[Record set start]
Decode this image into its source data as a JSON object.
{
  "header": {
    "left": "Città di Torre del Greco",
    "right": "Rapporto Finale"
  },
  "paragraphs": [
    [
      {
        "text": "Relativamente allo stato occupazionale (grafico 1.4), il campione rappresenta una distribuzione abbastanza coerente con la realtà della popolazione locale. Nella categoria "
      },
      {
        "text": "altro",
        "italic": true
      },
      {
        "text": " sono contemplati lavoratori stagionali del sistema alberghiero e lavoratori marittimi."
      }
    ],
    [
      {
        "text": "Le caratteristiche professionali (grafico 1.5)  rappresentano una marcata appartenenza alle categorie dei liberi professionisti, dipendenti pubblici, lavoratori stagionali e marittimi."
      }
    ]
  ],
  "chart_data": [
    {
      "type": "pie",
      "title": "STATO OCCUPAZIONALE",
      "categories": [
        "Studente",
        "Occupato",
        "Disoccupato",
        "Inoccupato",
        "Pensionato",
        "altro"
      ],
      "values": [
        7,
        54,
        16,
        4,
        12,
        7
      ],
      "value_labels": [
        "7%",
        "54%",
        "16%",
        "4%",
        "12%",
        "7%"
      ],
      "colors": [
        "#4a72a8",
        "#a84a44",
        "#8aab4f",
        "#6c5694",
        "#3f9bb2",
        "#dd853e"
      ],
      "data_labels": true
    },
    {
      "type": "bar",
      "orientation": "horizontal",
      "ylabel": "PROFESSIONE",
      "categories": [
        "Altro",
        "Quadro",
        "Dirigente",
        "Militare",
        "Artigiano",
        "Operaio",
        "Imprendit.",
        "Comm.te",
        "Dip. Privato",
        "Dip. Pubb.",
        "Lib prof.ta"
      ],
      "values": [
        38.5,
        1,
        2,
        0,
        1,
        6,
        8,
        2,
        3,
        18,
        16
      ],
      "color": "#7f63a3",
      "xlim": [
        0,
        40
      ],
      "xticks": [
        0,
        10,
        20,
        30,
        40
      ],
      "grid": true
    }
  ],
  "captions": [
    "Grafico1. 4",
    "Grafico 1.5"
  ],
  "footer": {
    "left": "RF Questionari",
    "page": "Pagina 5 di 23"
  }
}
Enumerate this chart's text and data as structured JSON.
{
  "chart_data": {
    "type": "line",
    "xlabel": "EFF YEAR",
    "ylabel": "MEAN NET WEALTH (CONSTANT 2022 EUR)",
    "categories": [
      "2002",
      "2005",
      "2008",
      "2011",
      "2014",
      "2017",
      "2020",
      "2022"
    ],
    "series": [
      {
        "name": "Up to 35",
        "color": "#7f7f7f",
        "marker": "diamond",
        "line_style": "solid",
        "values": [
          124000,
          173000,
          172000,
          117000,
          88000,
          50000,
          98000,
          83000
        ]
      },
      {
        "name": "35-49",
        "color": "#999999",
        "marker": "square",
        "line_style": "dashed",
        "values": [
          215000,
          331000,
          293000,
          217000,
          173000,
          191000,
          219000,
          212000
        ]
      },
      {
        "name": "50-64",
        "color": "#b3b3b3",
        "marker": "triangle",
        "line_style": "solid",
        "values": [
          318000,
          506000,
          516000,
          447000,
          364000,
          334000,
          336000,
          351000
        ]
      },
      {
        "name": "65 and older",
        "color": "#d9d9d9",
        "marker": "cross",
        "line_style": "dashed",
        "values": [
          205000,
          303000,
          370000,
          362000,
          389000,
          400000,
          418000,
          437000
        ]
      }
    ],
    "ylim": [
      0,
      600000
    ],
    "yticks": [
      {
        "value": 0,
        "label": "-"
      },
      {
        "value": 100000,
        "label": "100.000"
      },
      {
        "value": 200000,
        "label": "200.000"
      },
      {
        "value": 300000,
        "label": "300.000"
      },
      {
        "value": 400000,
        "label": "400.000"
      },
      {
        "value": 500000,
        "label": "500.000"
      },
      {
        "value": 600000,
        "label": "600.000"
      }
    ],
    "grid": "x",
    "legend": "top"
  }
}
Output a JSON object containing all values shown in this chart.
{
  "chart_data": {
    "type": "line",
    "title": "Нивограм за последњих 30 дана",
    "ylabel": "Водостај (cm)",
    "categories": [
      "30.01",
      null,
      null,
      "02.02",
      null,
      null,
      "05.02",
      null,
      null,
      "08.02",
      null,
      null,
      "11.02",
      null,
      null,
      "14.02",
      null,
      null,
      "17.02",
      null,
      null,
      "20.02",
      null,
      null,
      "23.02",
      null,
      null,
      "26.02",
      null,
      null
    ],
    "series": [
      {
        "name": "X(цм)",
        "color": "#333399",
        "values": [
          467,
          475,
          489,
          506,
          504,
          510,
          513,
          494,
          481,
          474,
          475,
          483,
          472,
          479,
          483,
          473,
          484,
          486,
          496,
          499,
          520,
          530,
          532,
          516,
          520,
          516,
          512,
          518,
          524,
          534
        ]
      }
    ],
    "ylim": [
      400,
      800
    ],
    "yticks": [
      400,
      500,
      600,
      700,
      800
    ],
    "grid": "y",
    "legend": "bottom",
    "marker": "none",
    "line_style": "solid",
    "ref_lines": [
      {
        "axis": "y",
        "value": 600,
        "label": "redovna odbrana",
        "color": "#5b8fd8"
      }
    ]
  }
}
[Record set end]
■ **Your task**: Show every line in the records above that contains the word "left".

■ **Exercise response**:
    "left": "Città di Torre del Greco",
    "left": "RF Questionari",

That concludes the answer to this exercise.